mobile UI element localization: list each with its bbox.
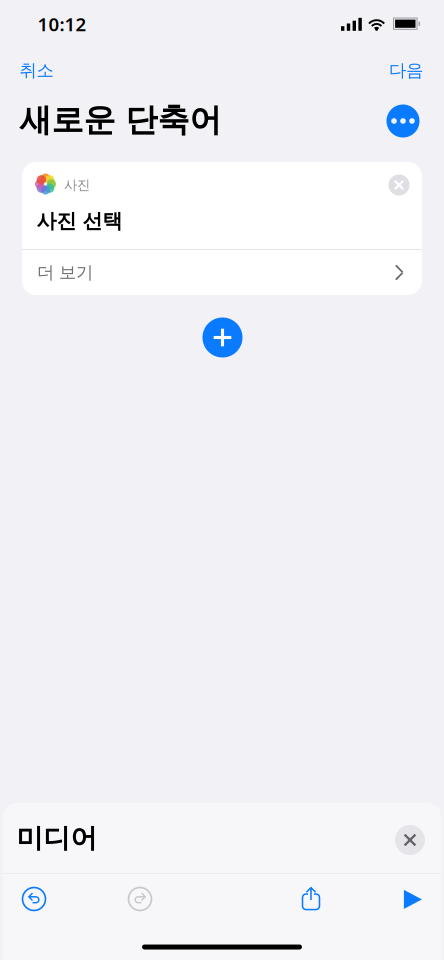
button[interactable]: Redo bbox=[117, 877, 163, 921]
button[interactable]: More options bbox=[381, 99, 425, 143]
staticText: 다음 bbox=[389, 60, 423, 81]
button[interactable]: 취소 bbox=[12, 52, 62, 89]
staticText: 미디어 bbox=[16, 822, 98, 854]
staticText: 사진 선택 bbox=[36, 209, 122, 233]
button[interactable]: Run shortcut bbox=[390, 878, 436, 922]
staticText: 더 보기 bbox=[37, 262, 93, 283]
button[interactable]: Share bbox=[288, 876, 334, 920]
button[interactable]: Undo bbox=[11, 877, 57, 921]
staticText: 취소 bbox=[20, 60, 54, 81]
button[interactable]: 더 보기 bbox=[22, 250, 422, 295]
button[interactable]: Add action bbox=[198, 312, 248, 362]
staticText: 사진 bbox=[64, 177, 90, 193]
button[interactable]: Close media bbox=[388, 818, 432, 862]
staticText: 10:12 bbox=[38, 12, 86, 36]
button[interactable]: Remove action bbox=[381, 167, 417, 203]
button[interactable]: 다음 bbox=[381, 52, 431, 89]
staticText: 새로운 단축어 bbox=[20, 100, 222, 140]
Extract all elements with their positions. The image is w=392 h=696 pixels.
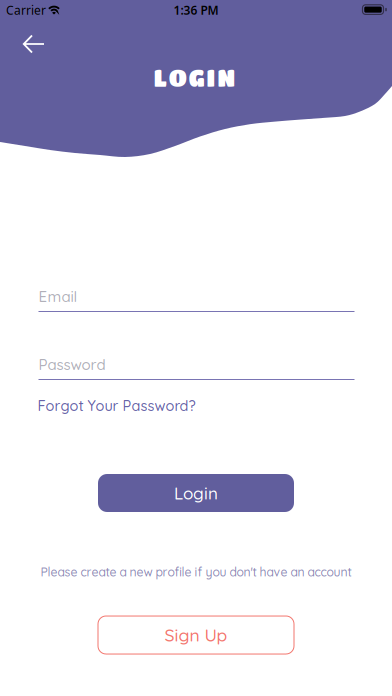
staticText: O bbox=[169, 64, 187, 91]
staticText: N bbox=[217, 64, 235, 91]
button[interactable]: Email bbox=[38, 287, 354, 312]
staticText: G bbox=[189, 64, 205, 91]
button[interactable]: Login bbox=[98, 474, 294, 512]
staticText: Login bbox=[174, 482, 218, 504]
staticText: 1:36 PM bbox=[174, 2, 218, 18]
button[interactable]: Forgot Your Password? bbox=[38, 396, 196, 414]
staticText: I bbox=[206, 64, 216, 91]
staticText: Forgot Your Password? bbox=[38, 396, 196, 414]
button[interactable]: Password bbox=[38, 355, 354, 380]
staticText: Email bbox=[38, 287, 78, 306]
button[interactable]: Sign Up bbox=[98, 616, 294, 654]
staticText: L bbox=[154, 64, 167, 91]
button[interactable] bbox=[11, 24, 56, 64]
staticText: Password bbox=[38, 355, 106, 374]
staticText: Sign Up bbox=[164, 624, 228, 646]
staticText: Carrier bbox=[6, 2, 46, 18]
staticText: Please create a new profile if you don't… bbox=[40, 564, 352, 580]
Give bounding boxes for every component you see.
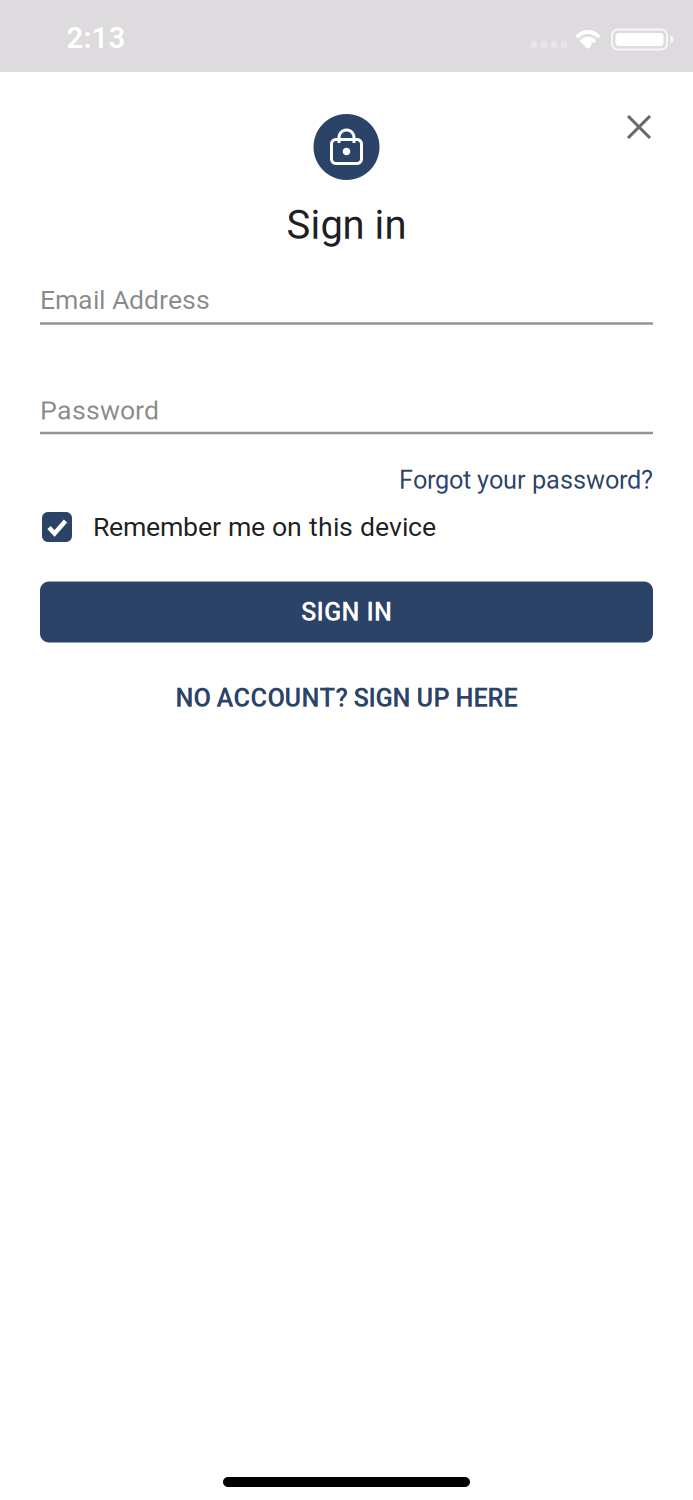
button[interactable]: NO ACCOUNT? SIGN UP HERE: [176, 684, 518, 712]
button[interactable]: Remember me on this device: [42, 505, 652, 549]
staticText: SIGN IN: [301, 598, 392, 626]
button[interactable]: Forgot your password?: [399, 466, 653, 494]
staticText: Password: [40, 395, 159, 426]
staticText: Remember me on this device: [93, 512, 436, 542]
button[interactable]: Password: [40, 388, 653, 438]
button[interactable]: SIGN IN: [40, 582, 653, 642]
button[interactable]: Email Address: [40, 279, 653, 329]
staticText: NO ACCOUNT? SIGN UP HERE: [176, 684, 518, 712]
staticText: 2:13: [66, 21, 126, 55]
staticText: Email Address: [40, 285, 210, 315]
button[interactable]: [624, 112, 654, 142]
staticText: Forgot your password?: [399, 466, 653, 494]
staticText: Sign in: [286, 202, 406, 248]
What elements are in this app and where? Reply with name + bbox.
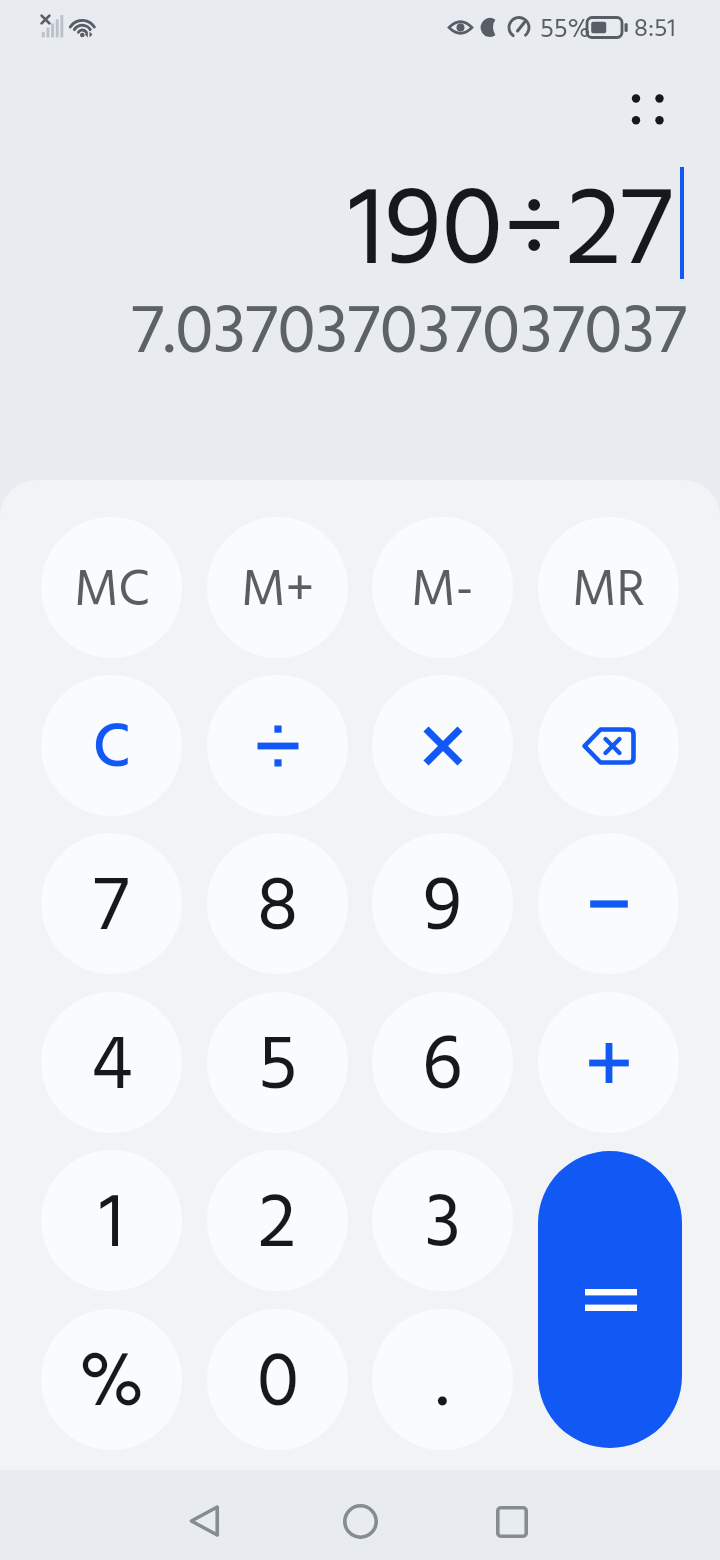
button[interactable]: Home	[330, 1491, 390, 1551]
staticText: MC	[74, 550, 150, 633]
staticText: 55%	[540, 9, 591, 52]
button[interactable]: Equals	[538, 1151, 682, 1448]
button[interactable]: 8	[207, 833, 348, 974]
button[interactable]: 5	[207, 992, 348, 1133]
button[interactable]: M-	[372, 517, 513, 658]
staticText: 3	[425, 1165, 461, 1288]
button[interactable]: Minus	[538, 833, 679, 974]
staticText: 4	[91, 1007, 133, 1130]
staticText: %	[79, 1324, 145, 1447]
button[interactable]: Plus	[538, 992, 679, 1133]
button[interactable]: .	[372, 1309, 513, 1450]
button[interactable]: 1	[41, 1150, 182, 1291]
button[interactable]: %	[41, 1309, 182, 1450]
button[interactable]: 2	[207, 1150, 348, 1291]
staticText: 7.037037037037037	[132, 278, 687, 390]
staticText: .	[436, 1324, 449, 1447]
button[interactable]: 9	[372, 833, 513, 974]
button[interactable]: C	[41, 675, 182, 816]
staticText: 6	[422, 1007, 463, 1130]
button[interactable]: M+	[207, 517, 348, 658]
button[interactable]: 4	[41, 992, 182, 1133]
staticText: 9	[423, 848, 462, 971]
staticText: 8	[257, 848, 299, 971]
staticText: MR	[572, 550, 646, 633]
button[interactable]: MC	[41, 517, 182, 658]
staticText: 8:51	[634, 9, 676, 51]
button[interactable]: MR	[538, 517, 679, 658]
staticText: 7	[94, 848, 129, 971]
staticText: 2	[258, 1165, 297, 1288]
button[interactable]: Divide	[207, 675, 348, 816]
button[interactable]: 6	[372, 992, 513, 1133]
staticText: 1	[99, 1165, 124, 1288]
staticText: 5	[258, 1007, 298, 1130]
button[interactable]: More options	[612, 75, 684, 147]
button[interactable]: Multiply	[372, 675, 513, 816]
staticText: C	[93, 701, 131, 800]
staticText: M-	[411, 550, 474, 633]
button[interactable]: 0	[207, 1309, 348, 1450]
staticText: 190÷27	[348, 144, 673, 325]
staticText: 0	[257, 1324, 299, 1447]
button[interactable]: Backspace	[538, 675, 679, 816]
staticText: M+	[241, 550, 315, 633]
button[interactable]: Recent apps	[482, 1492, 542, 1552]
button[interactable]: 3	[372, 1150, 513, 1291]
button[interactable]: 7	[41, 833, 182, 974]
button[interactable]: Back	[175, 1491, 235, 1551]
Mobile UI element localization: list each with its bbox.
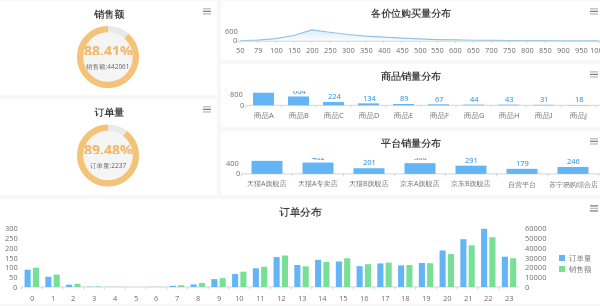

● TASK STATEMENT
Please recast every row above as a numbered list, skipping blank lines and leaving the pictures out of your answer.

● TASK OUTPUT
1. mobile UI element localization: list each with its bbox.
2. button[interactable]: Redo bbox=[117, 877, 163, 921]
3. button[interactable]: More options bbox=[381, 99, 425, 143]
4. staticText: 다음 bbox=[389, 60, 423, 81]
5. button[interactable]: 취소 bbox=[12, 52, 62, 89]
6. staticText: 미디어 bbox=[16, 822, 98, 854]
7. staticText: 사진 선택 bbox=[36, 209, 122, 233]
8. button[interactable]: Run shortcut bbox=[390, 878, 436, 922]
9. staticText: 더 보기 bbox=[37, 262, 93, 283]
10. button[interactable]: Share bbox=[288, 876, 334, 920]
11. button[interactable]: Undo bbox=[11, 877, 57, 921]
12. staticText: 취소 bbox=[20, 60, 54, 81]
13. button[interactable]: 더 보기 bbox=[22, 250, 422, 295]
14. button[interactable]: Add action bbox=[198, 312, 248, 362]
15. staticText: 사진 bbox=[64, 177, 90, 193]
16. button[interactable]: Close media bbox=[388, 818, 432, 862]
17. staticText: 10:12 bbox=[38, 12, 86, 36]
18. button[interactable]: Remove action bbox=[381, 167, 417, 203]
19. button[interactable]: 다음 bbox=[381, 52, 431, 89]
20. staticText: 새로운 단축어 bbox=[20, 100, 222, 140]
21. Extract all elements with their positions. The image is w=392 h=696 pixels.
22. staticText: O bbox=[169, 64, 187, 91]
23. staticText: N bbox=[217, 64, 235, 91]
24. button[interactable]: Email bbox=[38, 287, 354, 312]
25. staticText: G bbox=[189, 64, 205, 91]
26. button[interactable]: Login bbox=[98, 474, 294, 512]
27. staticText: Login bbox=[174, 482, 218, 504]
28. staticText: 1:36 PM bbox=[174, 2, 218, 18]
29. button[interactable]: Forgot Your Password? bbox=[38, 396, 196, 414]
30. staticText: I bbox=[206, 64, 216, 91]
31. staticText: Forgot Your Password? bbox=[38, 396, 196, 414]
32. button[interactable]: Password bbox=[38, 355, 354, 380]
33. staticText: Email bbox=[38, 287, 78, 306]
34. button[interactable]: Sign Up bbox=[98, 616, 294, 654]
35. staticText: L bbox=[154, 64, 167, 91]
36. button[interactable] bbox=[11, 24, 56, 64]
37. staticText: Password bbox=[38, 355, 106, 374]
38. staticText: Sign Up bbox=[164, 624, 228, 646]
39. staticText: Carrier bbox=[6, 2, 46, 18]
40. staticText: Please create a new profile if you don't… bbox=[40, 564, 352, 580]
41. Give bounding boxes for every component you see.
42. button[interactable]: NO ACCOUNT? SIGN UP HERE: [176, 684, 518, 712]
43. button[interactable]: Remember me on this device: [42, 505, 652, 549]
44. staticText: SIGN IN: [301, 598, 392, 626]
45. button[interactable]: Forgot your password?: [399, 466, 653, 494]
46. staticText: Password: [40, 395, 159, 426]
47. staticText: Remember me on this device: [93, 512, 436, 542]
48. button[interactable]: Password: [40, 388, 653, 438]
49. button[interactable]: SIGN IN: [40, 582, 653, 642]
50. button[interactable]: Email Address: [40, 279, 653, 329]
51. staticText: NO ACCOUNT? SIGN UP HERE: [176, 684, 518, 712]
52. staticText: 2:13: [66, 21, 126, 55]
53. staticText: Email Address: [40, 285, 210, 315]
54. button[interactable]: [624, 112, 654, 142]
55. staticText: Forgot your password?: [399, 466, 653, 494]
56. staticText: Sign in: [286, 202, 406, 248]
57. What elements are in this app and where? Reply with name + bbox.
58. button[interactable]: Home	[330, 1491, 390, 1551]
59. staticText: MC	[74, 550, 150, 633]
60. staticText: 55%	[540, 9, 591, 52]
61. button[interactable]: Equals	[538, 1151, 682, 1448]
62. button[interactable]: 8	[207, 833, 348, 974]
63. button[interactable]: 5	[207, 992, 348, 1133]
64. button[interactable]: M-	[372, 517, 513, 658]
65. staticText: 3	[425, 1165, 461, 1288]
66. button[interactable]: Minus	[538, 833, 679, 974]
67. staticText: 4	[91, 1007, 133, 1130]
68. staticText: %	[79, 1324, 145, 1447]
69. button[interactable]: Plus	[538, 992, 679, 1133]
70. button[interactable]: .	[372, 1309, 513, 1450]
71. button[interactable]: 1	[41, 1150, 182, 1291]
72. button[interactable]: %	[41, 1309, 182, 1450]
73. button[interactable]: 2	[207, 1150, 348, 1291]
74. staticText: 7.037037037037037	[132, 278, 687, 390]
75. staticText: .	[436, 1324, 449, 1447]
76. button[interactable]: 9	[372, 833, 513, 974]
77. button[interactable]: C	[41, 675, 182, 816]
78. staticText: 6	[422, 1007, 463, 1130]
79. button[interactable]: M+	[207, 517, 348, 658]
80. button[interactable]: 4	[41, 992, 182, 1133]
81. staticText: 9	[423, 848, 462, 971]
82. staticText: 8	[257, 848, 299, 971]
83. staticText: MR	[572, 550, 646, 633]
84. button[interactable]: MC	[41, 517, 182, 658]
85. staticText: 8:51	[634, 9, 676, 51]
86. button[interactable]: MR	[538, 517, 679, 658]
87. staticText: 7	[94, 848, 129, 971]
88. staticText: 2	[258, 1165, 297, 1288]
89. button[interactable]: Divide	[207, 675, 348, 816]
90. button[interactable]: 6	[372, 992, 513, 1133]
91. staticText: 1	[99, 1165, 124, 1288]
92. staticText: 5	[258, 1007, 298, 1130]
93. button[interactable]: More options	[612, 75, 684, 147]
94. button[interactable]: Multiply	[372, 675, 513, 816]
95. staticText: C	[93, 701, 131, 800]
96. staticText: M-	[411, 550, 474, 633]
97. button[interactable]: 0	[207, 1309, 348, 1450]
98. staticText: 190÷27	[348, 144, 673, 325]
99. staticText: 0	[257, 1324, 299, 1447]
100. button[interactable]: Backspace	[538, 675, 679, 816]
101. staticText: M+	[241, 550, 315, 633]
102. button[interactable]: Recent apps	[482, 1492, 542, 1552]
103. button[interactable]: 3	[372, 1150, 513, 1291]
104. button[interactable]: 7	[41, 833, 182, 974]
105. button[interactable]: Back	[175, 1491, 235, 1551]
106. Mobile UI element localization: list each with its bbox.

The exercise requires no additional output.